• Data to use:
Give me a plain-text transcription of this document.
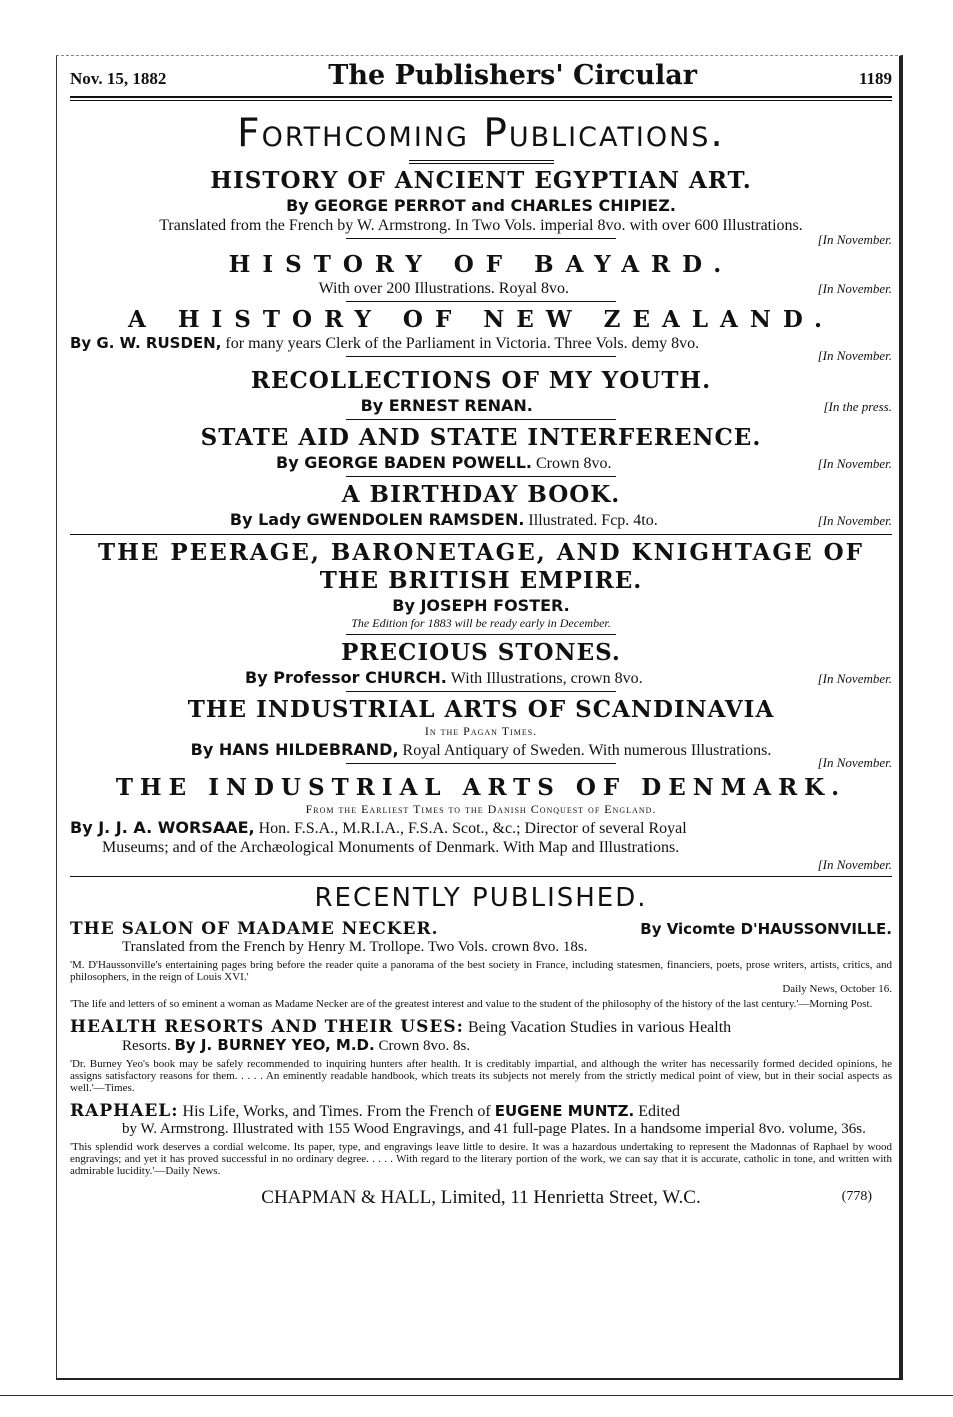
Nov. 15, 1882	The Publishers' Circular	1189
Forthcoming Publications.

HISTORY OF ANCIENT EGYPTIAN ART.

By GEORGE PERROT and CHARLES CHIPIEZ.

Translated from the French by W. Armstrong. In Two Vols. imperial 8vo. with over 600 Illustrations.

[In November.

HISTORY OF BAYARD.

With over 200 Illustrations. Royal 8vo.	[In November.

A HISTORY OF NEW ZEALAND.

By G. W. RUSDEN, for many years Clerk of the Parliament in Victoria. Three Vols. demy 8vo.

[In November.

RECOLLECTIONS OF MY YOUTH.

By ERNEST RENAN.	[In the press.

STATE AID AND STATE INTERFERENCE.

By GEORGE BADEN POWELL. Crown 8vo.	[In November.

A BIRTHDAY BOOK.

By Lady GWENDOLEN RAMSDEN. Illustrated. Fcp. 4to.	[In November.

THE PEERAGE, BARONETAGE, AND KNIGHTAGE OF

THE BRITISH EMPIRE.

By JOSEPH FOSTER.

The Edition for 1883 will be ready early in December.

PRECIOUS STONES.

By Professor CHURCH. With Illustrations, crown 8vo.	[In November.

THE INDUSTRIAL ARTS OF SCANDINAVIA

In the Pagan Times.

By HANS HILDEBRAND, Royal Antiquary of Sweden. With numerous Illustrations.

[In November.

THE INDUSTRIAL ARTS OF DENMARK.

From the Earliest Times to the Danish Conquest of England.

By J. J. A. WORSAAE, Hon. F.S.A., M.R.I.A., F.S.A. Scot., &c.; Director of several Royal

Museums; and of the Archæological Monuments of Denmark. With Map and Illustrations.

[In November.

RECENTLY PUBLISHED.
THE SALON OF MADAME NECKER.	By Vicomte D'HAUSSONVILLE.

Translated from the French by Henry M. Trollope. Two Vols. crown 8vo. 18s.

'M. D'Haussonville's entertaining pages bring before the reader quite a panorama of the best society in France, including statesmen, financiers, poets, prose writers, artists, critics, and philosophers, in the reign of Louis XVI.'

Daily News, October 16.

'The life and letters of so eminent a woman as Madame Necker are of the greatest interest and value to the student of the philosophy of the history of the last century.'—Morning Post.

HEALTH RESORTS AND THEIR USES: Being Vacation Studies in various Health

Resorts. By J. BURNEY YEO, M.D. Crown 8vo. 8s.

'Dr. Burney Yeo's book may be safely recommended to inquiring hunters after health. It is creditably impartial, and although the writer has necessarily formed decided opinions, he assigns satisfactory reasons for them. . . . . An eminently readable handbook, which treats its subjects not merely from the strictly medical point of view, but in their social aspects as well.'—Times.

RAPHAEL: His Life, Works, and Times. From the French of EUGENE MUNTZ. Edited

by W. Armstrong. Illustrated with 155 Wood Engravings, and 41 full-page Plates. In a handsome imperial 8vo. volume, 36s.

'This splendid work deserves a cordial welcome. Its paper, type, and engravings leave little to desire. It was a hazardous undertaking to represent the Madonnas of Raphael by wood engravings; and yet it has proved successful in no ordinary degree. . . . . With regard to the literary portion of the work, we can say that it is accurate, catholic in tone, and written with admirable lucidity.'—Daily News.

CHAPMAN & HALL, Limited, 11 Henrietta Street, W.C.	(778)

• Exercise brief:
Copy out every line with the word "French".

• Problem solution:
Translated from the French by W. Armstrong. In Two Vols. imperial 8vo. with over 600 Illustrations.
Translated from the French by Henry M. Trollope. Two Vols. crown 8vo. 18s.
RAPHAEL: His Life, Works, and Times. From the French of EUGENE MUNTZ. Edited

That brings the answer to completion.